- _読む文章_:
アメリカ有数の不動産投資都市であるボストンが、大きな転換点を迎えています。

2026年11月、マサチューセッツ州では「家賃規制(Rent Control)」導入の是非を問う住民投票が予定されています。

まだ法案は成立していませんが、不動産投資家の間ではすでに警戒感が広がっており、一部では投資資金を他州へ振り向ける動きも出始めています。

🔍家賃規制法案の内容とは?

今回提案されている制度では、

👉 家賃上昇率を

「5%または消費者物価指数(CPI)のいずれか低い方」

に制限する内容となっています。

ただし、

✔ オーナー居住物件
✔ 4戸以下の小規模物件
✔ 築10年未満の建物

については対象外です。

住宅費高騰に苦しむ入居者を守ることが目的で、ボストン市の Michelle Wu 市長や複数の住宅支援団体が支持しています。

💰不動産価値45兆円消失の試算

今回の議論で最も衝撃的なのは、この数字です。

Tufts University Center for State Policy Analysis が2026年3月に公表したレポートによると、

👉 家賃規制法案が成立した場合、マサチューセッツ州全体の不動産価値が約3,000億ドル(約45兆円)減少する可能性がある

と試算されています。

不動産価値が下落すると、

✔ オーナーの資産価値減少
✔ 地方自治体の固定資産税収減少
✔ 開発投資の縮小

など、経済全体への影響も懸念されています。

📉投資家はすでにボストン離れ?

ボストンで開催された不動産投資カンファレンスでは、多くの機関投資家が家賃規制への懸念を表明しました。

Marcus Partnersの投資責任者Ryan McDonough氏は、「私は投資委員会の中でも最も楽観的な人間だが、それでもボストンへの投資を正当化するのが難しくなっている」

と発言。

またPGIM Real Estateの幹部も、「家賃規制の話が出ているだけで、多くの機関投資家が『ボストンは見送ろう』と言っている」

とコメントしています。

つまり、

👉 法律が成立していなくても

👉 不確実性そのものが投資判断に影響している

という状況です。

🏗️住宅供給はさらに減るのか?

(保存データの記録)
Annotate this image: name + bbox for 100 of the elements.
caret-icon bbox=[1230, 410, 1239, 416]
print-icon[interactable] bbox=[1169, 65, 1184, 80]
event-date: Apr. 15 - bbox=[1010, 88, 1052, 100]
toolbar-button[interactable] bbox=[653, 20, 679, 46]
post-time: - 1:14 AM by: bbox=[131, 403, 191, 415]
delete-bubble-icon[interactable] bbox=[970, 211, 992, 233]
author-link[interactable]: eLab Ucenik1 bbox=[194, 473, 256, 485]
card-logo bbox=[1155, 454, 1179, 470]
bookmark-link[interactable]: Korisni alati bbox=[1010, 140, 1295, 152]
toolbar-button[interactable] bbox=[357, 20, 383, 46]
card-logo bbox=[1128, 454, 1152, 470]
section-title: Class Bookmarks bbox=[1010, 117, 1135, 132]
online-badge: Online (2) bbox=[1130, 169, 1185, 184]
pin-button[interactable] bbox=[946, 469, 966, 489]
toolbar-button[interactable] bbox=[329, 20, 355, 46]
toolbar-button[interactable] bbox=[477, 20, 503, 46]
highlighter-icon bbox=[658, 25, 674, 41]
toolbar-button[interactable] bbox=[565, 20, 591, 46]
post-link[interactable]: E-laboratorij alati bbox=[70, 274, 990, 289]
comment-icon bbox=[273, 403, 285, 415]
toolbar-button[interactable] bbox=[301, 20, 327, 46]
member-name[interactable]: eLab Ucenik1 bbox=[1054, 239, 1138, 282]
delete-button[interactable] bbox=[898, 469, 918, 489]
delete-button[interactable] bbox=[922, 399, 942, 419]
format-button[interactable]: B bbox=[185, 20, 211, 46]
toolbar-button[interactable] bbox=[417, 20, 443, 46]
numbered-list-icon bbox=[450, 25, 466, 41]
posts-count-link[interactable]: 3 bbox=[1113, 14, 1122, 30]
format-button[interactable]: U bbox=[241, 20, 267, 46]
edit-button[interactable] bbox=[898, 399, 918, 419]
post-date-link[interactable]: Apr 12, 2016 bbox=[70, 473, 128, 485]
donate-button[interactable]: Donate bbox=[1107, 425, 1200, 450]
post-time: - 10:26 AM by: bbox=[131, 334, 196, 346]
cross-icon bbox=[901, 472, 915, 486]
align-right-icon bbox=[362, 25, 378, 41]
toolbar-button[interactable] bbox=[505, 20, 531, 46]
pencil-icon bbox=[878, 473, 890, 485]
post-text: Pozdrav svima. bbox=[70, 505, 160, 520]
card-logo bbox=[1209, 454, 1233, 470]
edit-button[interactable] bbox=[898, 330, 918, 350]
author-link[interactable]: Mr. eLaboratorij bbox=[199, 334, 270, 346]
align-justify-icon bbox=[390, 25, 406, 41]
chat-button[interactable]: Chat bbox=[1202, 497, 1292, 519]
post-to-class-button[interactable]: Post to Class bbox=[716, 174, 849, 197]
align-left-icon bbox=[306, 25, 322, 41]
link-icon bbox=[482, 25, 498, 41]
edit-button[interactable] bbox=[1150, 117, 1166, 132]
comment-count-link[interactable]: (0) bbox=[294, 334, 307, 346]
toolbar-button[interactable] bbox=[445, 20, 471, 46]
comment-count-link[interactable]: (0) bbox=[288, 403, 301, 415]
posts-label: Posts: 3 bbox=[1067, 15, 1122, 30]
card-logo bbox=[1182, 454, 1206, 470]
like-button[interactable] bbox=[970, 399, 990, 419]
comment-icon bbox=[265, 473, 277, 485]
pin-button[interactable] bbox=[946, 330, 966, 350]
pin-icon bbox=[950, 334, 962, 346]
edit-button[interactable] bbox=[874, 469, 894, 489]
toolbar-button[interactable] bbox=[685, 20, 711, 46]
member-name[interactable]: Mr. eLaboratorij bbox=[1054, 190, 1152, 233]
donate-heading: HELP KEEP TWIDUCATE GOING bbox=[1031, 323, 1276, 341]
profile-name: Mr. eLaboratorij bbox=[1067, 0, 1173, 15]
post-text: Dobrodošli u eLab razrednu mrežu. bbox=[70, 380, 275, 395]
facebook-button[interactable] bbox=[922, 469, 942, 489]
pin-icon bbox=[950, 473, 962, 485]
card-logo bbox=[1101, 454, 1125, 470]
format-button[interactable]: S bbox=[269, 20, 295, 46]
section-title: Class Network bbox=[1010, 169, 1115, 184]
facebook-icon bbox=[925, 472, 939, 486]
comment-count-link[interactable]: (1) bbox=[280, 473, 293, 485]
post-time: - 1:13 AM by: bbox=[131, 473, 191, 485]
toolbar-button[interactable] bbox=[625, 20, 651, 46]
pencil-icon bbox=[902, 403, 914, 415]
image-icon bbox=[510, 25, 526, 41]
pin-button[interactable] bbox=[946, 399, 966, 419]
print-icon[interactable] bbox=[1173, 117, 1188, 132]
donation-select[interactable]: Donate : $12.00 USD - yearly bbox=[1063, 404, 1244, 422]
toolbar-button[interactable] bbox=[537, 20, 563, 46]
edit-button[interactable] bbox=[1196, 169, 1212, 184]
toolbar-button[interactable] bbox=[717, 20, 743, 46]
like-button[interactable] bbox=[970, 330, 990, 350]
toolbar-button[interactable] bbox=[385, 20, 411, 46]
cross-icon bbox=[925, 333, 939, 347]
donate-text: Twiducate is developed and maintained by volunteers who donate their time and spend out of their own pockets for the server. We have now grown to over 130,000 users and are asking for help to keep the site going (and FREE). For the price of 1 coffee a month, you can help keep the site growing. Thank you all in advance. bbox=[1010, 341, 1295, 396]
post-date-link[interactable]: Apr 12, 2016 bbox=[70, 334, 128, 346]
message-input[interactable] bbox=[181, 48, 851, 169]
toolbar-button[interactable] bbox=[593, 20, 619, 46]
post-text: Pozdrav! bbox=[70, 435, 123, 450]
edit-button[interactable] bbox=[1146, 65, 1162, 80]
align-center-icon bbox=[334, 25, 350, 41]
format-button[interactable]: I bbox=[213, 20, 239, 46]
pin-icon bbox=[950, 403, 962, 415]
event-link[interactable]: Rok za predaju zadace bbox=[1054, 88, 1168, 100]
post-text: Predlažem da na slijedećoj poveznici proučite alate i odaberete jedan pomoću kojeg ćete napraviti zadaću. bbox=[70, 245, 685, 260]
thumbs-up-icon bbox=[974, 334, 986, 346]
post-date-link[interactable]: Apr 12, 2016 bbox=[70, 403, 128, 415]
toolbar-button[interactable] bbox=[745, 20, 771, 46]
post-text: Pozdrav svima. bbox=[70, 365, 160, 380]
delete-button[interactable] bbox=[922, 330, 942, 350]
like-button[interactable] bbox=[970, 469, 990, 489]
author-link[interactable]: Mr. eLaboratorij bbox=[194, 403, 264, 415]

- _課題のねらい_:
ボストンの家賃規制についての文章では、提案中の制度は家賃の上昇率をどこまでに抑えるとしていますか。

- _課題の答え_:
5%または消費者物価指数(CPI)のいずれか低い方までです。